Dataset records
^^^^^^^^
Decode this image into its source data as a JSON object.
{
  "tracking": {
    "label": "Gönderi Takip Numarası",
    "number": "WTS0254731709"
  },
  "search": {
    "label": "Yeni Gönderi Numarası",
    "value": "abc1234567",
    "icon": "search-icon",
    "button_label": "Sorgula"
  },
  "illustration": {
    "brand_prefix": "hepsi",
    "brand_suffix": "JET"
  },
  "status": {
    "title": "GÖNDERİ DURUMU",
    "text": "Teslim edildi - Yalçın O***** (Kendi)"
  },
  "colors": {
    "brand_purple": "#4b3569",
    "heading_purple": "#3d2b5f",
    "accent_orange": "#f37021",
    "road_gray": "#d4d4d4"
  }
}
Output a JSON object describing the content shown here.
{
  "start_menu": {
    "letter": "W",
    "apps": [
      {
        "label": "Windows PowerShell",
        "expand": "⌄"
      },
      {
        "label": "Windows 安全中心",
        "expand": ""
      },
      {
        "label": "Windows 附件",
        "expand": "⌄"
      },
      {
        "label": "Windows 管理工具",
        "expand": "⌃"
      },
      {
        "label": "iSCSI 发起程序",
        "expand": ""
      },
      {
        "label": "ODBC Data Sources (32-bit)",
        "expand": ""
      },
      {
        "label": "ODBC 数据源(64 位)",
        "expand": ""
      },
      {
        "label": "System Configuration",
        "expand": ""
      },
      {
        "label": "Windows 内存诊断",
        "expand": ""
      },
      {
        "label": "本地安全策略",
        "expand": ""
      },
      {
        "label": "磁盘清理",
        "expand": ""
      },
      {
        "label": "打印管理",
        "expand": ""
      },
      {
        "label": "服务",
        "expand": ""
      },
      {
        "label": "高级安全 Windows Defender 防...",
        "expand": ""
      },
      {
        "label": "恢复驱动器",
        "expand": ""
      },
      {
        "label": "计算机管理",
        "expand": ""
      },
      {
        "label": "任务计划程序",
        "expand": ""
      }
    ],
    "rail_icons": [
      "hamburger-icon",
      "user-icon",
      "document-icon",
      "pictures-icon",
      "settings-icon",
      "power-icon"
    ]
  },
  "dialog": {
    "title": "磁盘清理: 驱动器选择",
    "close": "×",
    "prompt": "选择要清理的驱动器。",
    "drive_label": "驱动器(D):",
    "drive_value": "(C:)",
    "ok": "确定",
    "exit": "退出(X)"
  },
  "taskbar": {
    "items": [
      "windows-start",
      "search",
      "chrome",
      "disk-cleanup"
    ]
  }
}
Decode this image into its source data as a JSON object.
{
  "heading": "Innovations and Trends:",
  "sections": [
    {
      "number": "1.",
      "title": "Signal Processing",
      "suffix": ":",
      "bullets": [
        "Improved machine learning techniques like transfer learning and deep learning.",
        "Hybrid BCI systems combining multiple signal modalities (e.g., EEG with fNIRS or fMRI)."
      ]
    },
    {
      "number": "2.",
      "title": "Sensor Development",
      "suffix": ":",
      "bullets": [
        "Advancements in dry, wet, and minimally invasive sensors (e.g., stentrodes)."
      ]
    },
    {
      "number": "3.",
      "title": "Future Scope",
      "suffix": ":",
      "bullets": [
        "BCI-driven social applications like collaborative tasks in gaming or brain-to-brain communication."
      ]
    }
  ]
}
^^^^^^^^
PROMPT: Copy the data above exactly. Every line must be included.

ANSWER:
Decode this image into its source data as a JSON object.
{
  "tracking": {
    "label": "Gönderi Takip Numarası",
    "number": "WTS0254731709"
  },
  "search": {
    "label": "Yeni Gönderi Numarası",
    "value": "abc1234567",
    "icon": "search-icon",
    "button_label": "Sorgula"
  },
  "illustration": {
    "brand_prefix": "hepsi",
    "brand_suffix": "JET"
  },
  "status": {
    "title": "GÖNDERİ DURUMU",
    "text": "Teslim edildi - Yalçın O***** (Kendi)"
  },
  "colors": {
    "brand_purple": "#4b3569",
    "heading_purple": "#3d2b5f",
    "accent_orange": "#f37021",
    "road_gray": "#d4d4d4"
  }
}
Output a JSON object describing the content shown here.
{
  "start_menu": {
    "letter": "W",
    "apps": [
      {
        "label": "Windows PowerShell",
        "expand": "⌄"
      },
      {
        "label": "Windows 安全中心",
        "expand": ""
      },
      {
        "label": "Windows 附件",
        "expand": "⌄"
      },
      {
        "label": "Windows 管理工具",
        "expand": "⌃"
      },
      {
        "label": "iSCSI 发起程序",
        "expand": ""
      },
      {
        "label": "ODBC Data Sources (32-bit)",
        "expand": ""
      },
      {
        "label": "ODBC 数据源(64 位)",
        "expand": ""
      },
      {
        "label": "System Configuration",
        "expand": ""
      },
      {
        "label": "Windows 内存诊断",
        "expand": ""
      },
      {
        "label": "本地安全策略",
        "expand": ""
      },
      {
        "label": "磁盘清理",
        "expand": ""
      },
      {
        "label": "打印管理",
        "expand": ""
      },
      {
        "label": "服务",
        "expand": ""
      },
      {
        "label": "高级安全 Windows Defender 防...",
        "expand": ""
      },
      {
        "label": "恢复驱动器",
        "expand": ""
      },
      {
        "label": "计算机管理",
        "expand": ""
      },
      {
        "label": "任务计划程序",
        "expand": ""
      }
    ],
    "rail_icons": [
      "hamburger-icon",
      "user-icon",
      "document-icon",
      "pictures-icon",
      "settings-icon",
      "power-icon"
    ]
  },
  "dialog": {
    "title": "磁盘清理: 驱动器选择",
    "close": "×",
    "prompt": "选择要清理的驱动器。",
    "drive_label": "驱动器(D):",
    "drive_value": "(C:)",
    "ok": "确定",
    "exit": "退出(X)"
  },
  "taskbar": {
    "items": [
      "windows-start",
      "search",
      "chrome",
      "disk-cleanup"
    ]
  }
}
Decode this image into its source data as a JSON object.
{
  "heading": "Innovations and Trends:",
  "sections": [
    {
      "number": "1.",
      "title": "Signal Processing",
      "suffix": ":",
      "bullets": [
        "Improved machine learning techniques like transfer learning and deep learning.",
        "Hybrid BCI systems combining multiple signal modalities (e.g., EEG with fNIRS or fMRI)."
      ]
    },
    {
      "number": "2.",
      "title": "Sensor Development",
      "suffix": ":",
      "bullets": [
        "Advancements in dry, wet, and minimally invasive sensors (e.g., stentrodes)."
      ]
    },
    {
      "number": "3.",
      "title": "Future Scope",
      "suffix": ":",
      "bullets": [
        "BCI-driven social applications like collaborative tasks in gaming or brain-to-brain communication."
      ]
    }
  ]
}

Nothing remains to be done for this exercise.